### Aim:
Identify every line containing the word "Server" and reproduce each one.

── Extracted material

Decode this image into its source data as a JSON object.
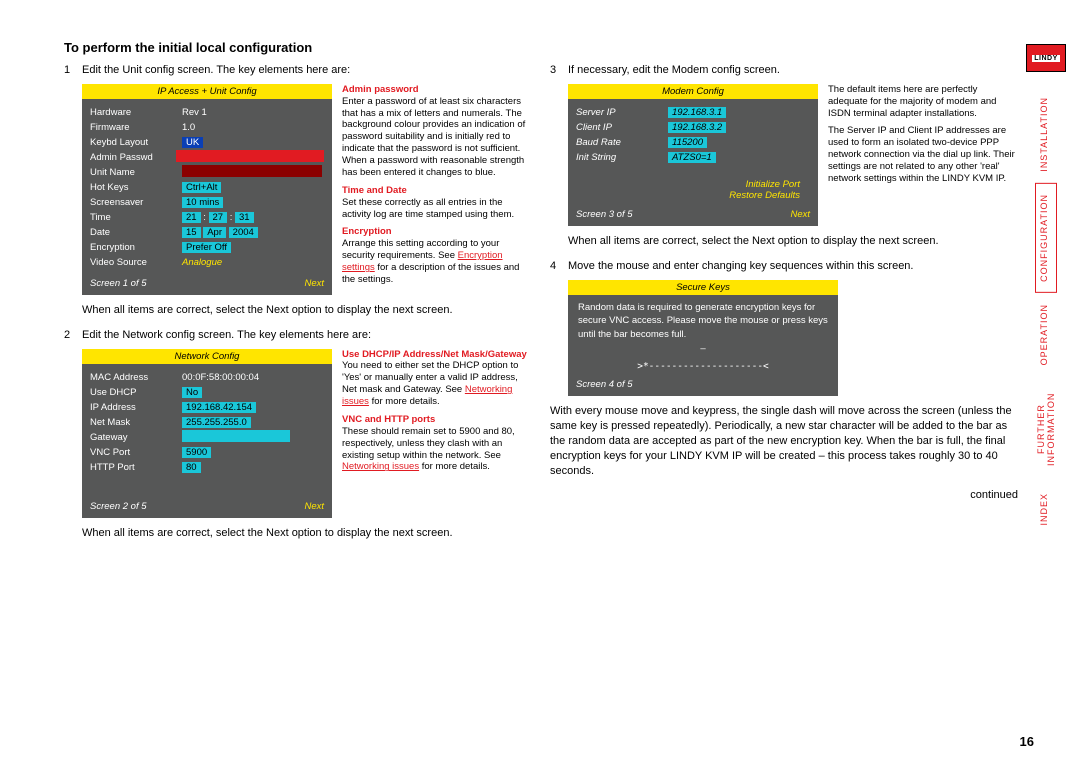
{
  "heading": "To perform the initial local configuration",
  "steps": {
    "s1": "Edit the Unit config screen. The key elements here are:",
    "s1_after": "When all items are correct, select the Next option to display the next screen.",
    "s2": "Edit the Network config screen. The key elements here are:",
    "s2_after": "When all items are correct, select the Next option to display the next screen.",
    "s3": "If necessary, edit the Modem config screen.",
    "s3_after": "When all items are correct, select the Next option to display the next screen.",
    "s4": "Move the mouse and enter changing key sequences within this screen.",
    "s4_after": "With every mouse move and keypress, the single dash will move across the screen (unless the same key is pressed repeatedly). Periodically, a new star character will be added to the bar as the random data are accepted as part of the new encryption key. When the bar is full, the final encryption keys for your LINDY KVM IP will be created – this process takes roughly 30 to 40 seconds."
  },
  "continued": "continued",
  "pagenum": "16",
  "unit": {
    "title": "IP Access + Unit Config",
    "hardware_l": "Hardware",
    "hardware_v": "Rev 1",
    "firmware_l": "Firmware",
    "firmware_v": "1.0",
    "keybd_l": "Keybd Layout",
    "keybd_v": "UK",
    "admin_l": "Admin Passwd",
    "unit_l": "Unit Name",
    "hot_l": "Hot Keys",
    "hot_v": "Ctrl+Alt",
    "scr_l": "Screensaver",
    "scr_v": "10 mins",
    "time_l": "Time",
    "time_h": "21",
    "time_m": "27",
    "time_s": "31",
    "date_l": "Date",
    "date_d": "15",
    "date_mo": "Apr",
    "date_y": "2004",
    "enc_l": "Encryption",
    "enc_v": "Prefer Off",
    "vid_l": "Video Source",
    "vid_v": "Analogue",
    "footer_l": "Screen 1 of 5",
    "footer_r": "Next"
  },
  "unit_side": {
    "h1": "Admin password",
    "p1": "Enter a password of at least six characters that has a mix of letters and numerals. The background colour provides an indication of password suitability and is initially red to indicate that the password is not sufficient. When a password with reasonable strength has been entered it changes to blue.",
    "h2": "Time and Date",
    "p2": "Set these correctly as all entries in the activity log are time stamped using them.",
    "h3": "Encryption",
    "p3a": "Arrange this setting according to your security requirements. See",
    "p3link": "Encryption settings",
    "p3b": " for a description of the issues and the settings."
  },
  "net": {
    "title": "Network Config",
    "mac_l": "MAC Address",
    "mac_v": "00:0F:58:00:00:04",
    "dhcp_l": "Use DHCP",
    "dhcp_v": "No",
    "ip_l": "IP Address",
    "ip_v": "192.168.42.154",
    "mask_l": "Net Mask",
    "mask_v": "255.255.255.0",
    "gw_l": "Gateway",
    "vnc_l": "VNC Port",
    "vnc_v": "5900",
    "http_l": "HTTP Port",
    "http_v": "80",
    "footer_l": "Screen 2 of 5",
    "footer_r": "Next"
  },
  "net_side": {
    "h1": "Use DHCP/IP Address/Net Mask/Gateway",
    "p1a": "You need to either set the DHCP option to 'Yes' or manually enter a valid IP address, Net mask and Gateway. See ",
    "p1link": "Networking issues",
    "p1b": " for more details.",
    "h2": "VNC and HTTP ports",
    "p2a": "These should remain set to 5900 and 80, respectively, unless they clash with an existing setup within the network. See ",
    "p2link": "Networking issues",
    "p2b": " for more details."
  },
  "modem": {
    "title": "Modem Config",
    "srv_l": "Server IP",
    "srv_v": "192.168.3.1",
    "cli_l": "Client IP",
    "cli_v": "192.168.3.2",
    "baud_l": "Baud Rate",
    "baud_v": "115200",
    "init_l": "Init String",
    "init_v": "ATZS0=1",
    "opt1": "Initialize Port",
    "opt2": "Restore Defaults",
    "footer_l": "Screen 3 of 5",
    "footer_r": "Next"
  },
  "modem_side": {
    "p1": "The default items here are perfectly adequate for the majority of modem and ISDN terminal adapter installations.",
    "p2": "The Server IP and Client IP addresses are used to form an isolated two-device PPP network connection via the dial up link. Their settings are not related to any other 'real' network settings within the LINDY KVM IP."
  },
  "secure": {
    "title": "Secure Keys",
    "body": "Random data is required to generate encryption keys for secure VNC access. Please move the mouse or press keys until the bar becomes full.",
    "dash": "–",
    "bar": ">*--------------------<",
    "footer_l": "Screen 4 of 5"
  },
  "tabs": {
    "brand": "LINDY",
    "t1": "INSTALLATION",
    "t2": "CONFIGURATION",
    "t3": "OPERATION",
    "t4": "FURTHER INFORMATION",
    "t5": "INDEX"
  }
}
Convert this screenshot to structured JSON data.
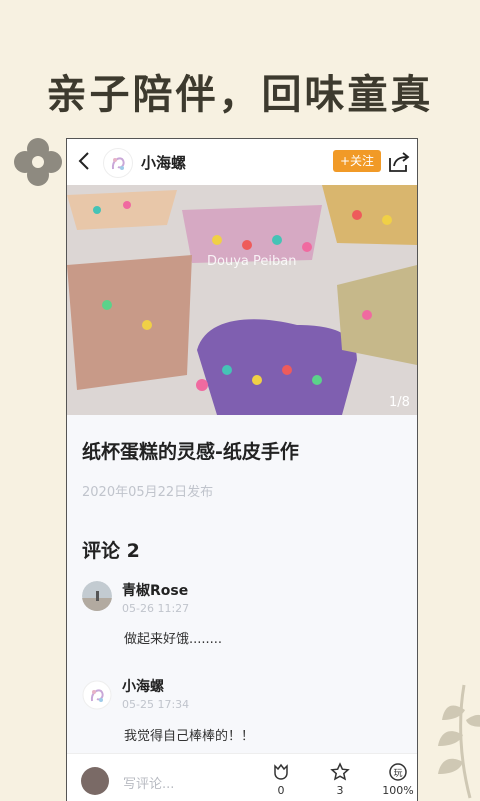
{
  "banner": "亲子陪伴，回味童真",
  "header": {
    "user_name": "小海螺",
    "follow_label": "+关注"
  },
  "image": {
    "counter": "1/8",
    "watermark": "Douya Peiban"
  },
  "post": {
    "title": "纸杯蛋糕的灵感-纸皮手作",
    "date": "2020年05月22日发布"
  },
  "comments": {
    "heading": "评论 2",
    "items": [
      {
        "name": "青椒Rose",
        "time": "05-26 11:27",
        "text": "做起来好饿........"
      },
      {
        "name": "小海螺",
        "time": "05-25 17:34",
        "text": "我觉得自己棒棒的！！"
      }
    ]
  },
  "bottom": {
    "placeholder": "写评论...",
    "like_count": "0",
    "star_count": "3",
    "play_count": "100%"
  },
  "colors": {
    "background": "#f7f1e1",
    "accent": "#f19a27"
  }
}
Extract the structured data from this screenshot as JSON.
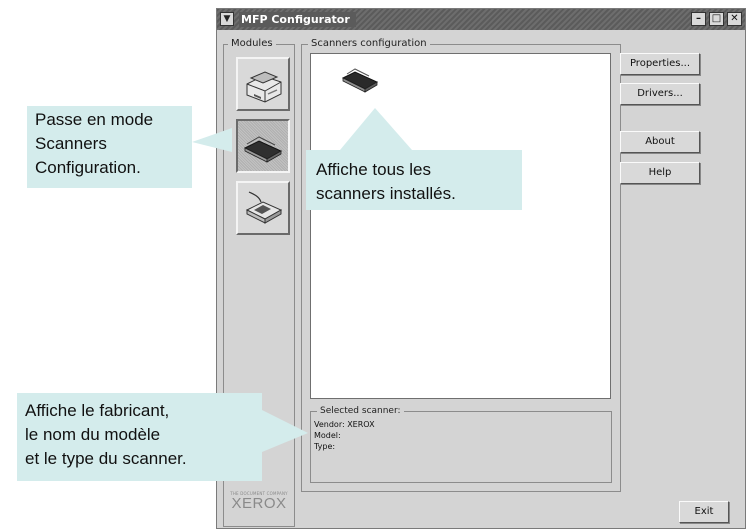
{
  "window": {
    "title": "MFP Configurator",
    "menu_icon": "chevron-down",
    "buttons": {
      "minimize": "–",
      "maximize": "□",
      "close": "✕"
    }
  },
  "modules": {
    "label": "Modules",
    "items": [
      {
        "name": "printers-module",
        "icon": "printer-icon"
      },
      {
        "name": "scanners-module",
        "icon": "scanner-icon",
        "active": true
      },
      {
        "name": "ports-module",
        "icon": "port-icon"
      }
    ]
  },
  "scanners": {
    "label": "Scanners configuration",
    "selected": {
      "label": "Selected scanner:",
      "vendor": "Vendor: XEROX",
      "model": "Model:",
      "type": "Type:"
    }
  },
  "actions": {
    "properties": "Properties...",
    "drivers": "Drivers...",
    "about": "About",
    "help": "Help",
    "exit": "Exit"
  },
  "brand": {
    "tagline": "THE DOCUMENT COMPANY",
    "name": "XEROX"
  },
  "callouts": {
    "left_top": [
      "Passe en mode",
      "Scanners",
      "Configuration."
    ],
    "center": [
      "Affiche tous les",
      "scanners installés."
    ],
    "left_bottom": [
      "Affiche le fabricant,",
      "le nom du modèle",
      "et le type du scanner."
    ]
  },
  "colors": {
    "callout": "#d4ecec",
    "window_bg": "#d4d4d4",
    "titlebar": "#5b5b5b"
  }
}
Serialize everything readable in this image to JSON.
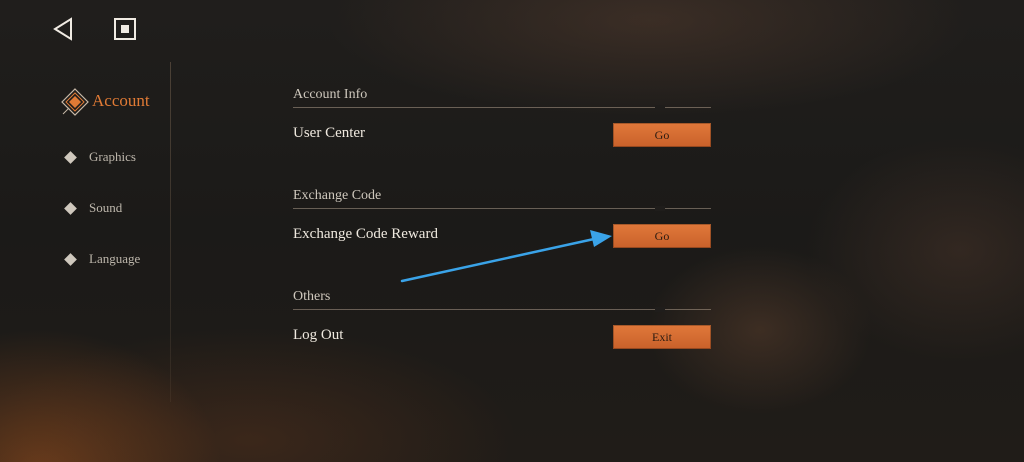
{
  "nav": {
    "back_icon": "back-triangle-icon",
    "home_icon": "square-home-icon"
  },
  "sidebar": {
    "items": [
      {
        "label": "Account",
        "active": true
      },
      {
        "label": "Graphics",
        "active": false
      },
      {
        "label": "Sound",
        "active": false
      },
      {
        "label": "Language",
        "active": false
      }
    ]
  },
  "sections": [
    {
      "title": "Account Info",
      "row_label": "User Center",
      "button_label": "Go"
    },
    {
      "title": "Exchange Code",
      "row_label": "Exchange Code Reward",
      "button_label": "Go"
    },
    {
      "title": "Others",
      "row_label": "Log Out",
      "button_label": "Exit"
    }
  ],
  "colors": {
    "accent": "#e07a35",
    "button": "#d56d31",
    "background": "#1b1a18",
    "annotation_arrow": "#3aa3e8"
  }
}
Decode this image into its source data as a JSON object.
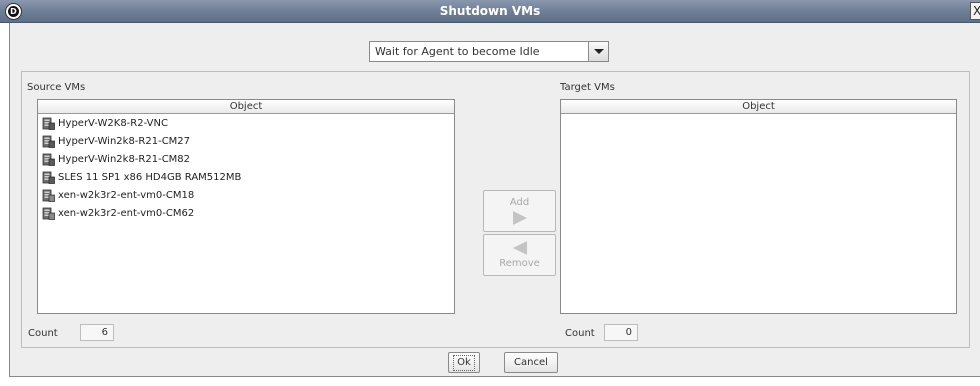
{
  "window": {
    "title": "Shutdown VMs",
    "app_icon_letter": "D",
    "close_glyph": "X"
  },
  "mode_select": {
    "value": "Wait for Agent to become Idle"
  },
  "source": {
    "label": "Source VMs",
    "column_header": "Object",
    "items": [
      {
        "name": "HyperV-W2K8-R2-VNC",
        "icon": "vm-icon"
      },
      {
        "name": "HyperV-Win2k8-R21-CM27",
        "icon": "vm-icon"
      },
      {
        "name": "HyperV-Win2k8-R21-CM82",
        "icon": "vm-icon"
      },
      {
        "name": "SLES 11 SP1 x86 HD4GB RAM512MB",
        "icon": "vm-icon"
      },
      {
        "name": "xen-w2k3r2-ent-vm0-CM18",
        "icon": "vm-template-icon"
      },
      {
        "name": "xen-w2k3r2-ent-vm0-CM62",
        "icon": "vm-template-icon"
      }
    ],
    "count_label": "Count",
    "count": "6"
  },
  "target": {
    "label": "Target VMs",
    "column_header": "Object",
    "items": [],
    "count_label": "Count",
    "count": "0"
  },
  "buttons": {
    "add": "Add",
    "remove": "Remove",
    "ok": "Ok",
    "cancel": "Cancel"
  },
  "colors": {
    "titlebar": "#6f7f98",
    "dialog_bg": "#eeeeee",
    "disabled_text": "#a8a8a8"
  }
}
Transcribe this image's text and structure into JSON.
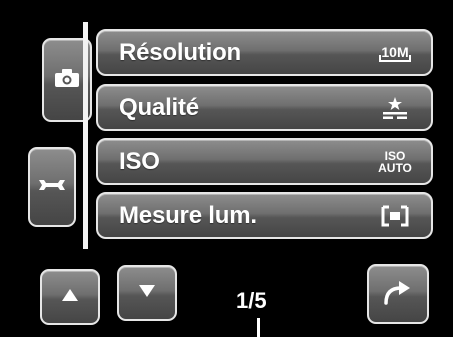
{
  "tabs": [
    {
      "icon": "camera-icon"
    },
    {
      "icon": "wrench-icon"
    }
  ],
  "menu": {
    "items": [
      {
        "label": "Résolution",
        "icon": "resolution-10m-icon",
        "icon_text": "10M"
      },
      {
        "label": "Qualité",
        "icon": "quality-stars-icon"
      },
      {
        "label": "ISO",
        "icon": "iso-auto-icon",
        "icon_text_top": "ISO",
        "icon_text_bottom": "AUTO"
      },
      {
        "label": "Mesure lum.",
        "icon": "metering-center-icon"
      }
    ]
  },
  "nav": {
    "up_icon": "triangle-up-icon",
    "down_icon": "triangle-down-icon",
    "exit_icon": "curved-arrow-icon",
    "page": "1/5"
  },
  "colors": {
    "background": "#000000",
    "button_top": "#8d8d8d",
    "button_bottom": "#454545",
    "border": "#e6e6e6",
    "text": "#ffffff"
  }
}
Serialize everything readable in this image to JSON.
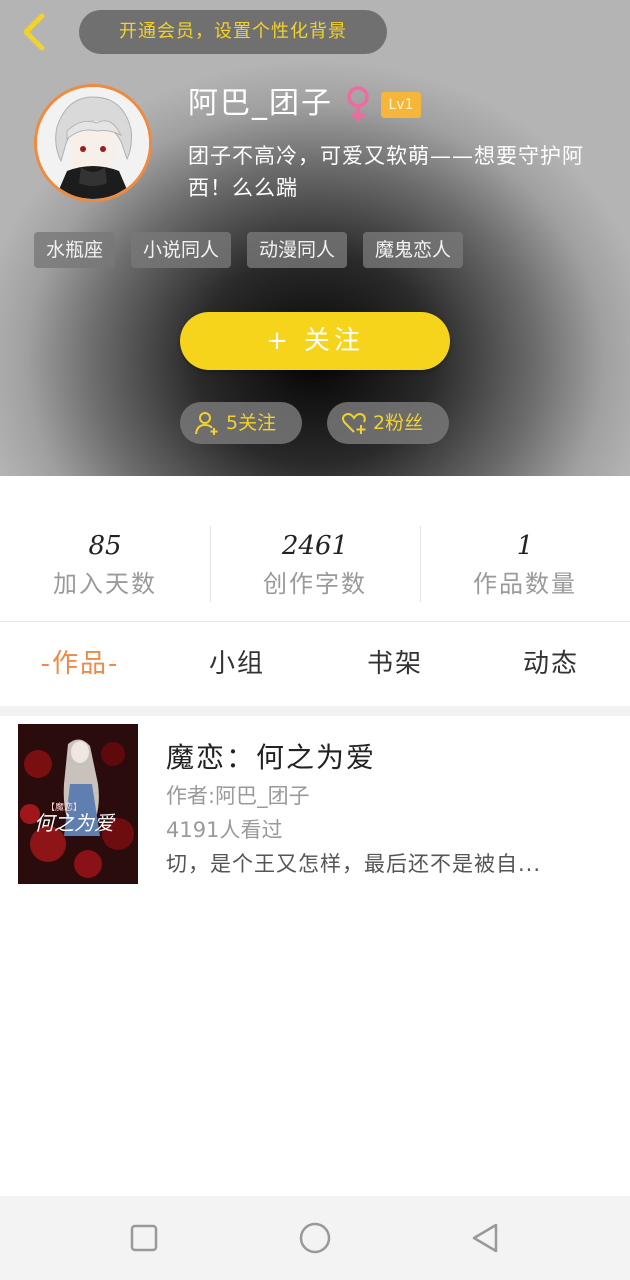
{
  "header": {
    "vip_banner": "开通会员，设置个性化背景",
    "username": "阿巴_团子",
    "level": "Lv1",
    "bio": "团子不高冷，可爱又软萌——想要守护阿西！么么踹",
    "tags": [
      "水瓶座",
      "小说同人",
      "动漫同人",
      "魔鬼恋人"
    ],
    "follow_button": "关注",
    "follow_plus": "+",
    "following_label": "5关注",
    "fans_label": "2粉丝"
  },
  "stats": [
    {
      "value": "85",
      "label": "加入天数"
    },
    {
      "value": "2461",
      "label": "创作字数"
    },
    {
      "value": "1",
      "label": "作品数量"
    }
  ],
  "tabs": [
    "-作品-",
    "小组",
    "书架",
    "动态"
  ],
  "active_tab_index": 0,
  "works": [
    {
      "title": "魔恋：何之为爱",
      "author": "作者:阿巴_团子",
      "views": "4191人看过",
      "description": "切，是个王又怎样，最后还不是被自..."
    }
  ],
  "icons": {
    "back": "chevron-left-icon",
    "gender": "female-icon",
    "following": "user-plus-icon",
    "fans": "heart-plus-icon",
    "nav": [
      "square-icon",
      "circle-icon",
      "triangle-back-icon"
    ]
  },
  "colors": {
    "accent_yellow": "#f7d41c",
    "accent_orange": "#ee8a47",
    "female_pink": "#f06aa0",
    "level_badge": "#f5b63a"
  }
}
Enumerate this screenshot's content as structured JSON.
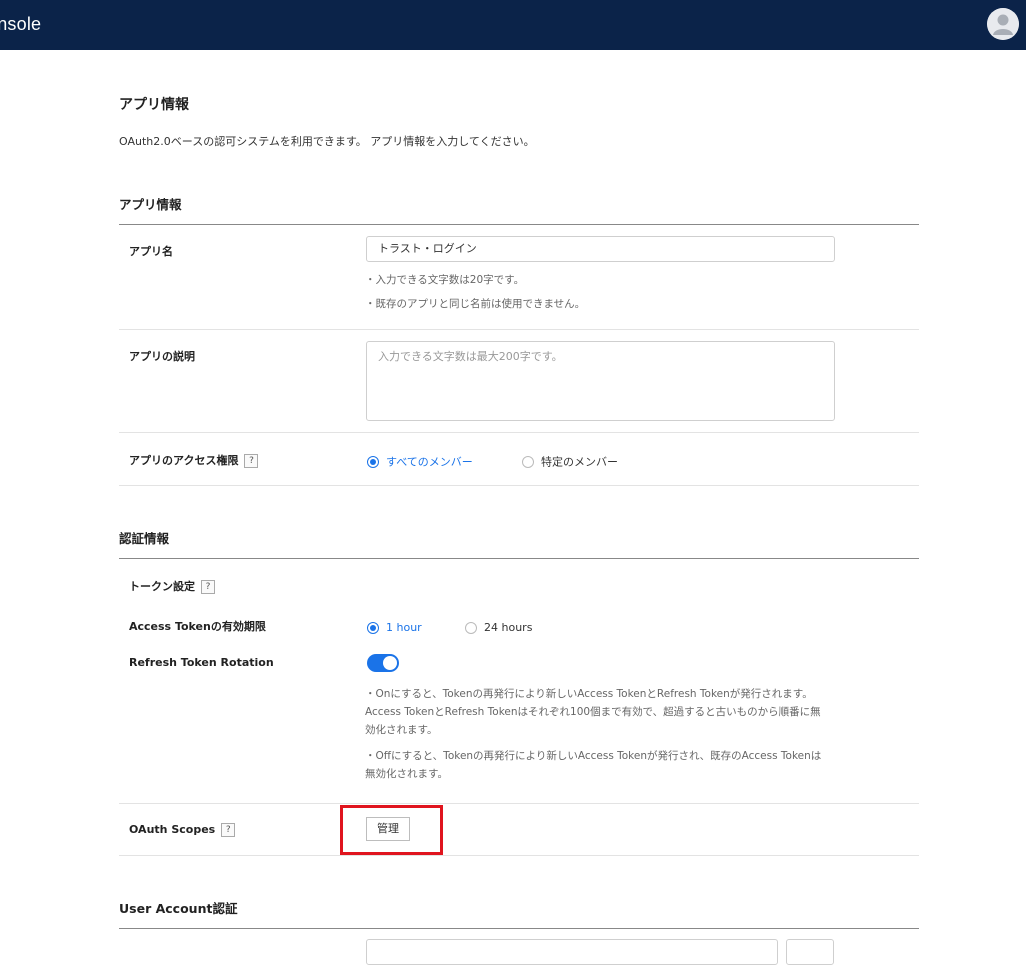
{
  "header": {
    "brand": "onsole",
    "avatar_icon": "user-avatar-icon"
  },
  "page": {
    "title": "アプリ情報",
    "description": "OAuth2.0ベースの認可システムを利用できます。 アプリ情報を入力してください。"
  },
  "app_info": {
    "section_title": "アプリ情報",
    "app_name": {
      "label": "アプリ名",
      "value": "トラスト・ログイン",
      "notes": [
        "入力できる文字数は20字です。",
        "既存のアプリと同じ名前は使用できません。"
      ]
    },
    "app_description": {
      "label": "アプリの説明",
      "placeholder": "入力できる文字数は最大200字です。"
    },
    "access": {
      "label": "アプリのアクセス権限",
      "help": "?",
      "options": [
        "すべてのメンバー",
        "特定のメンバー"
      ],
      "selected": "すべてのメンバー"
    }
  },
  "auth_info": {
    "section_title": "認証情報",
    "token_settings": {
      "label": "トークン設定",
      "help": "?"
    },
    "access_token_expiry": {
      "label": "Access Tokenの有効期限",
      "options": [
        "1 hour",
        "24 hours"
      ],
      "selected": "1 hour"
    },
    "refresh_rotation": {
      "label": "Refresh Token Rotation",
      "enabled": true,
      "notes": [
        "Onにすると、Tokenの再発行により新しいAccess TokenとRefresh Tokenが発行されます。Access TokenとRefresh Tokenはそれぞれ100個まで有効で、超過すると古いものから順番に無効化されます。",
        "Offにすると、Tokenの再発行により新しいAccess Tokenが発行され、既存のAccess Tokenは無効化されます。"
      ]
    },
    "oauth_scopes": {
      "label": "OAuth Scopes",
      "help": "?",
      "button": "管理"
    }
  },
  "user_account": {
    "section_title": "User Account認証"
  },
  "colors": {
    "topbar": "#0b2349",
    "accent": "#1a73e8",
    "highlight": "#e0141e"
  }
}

────

### Correct output:
    "srv_l": "Server IP",
    "p2": "The Server IP and Client IP addresses are used to form an isolated two-device PPP network connection via the dial up link. Their settings are not related to any other 'real' network settings within the LINDY KVM IP."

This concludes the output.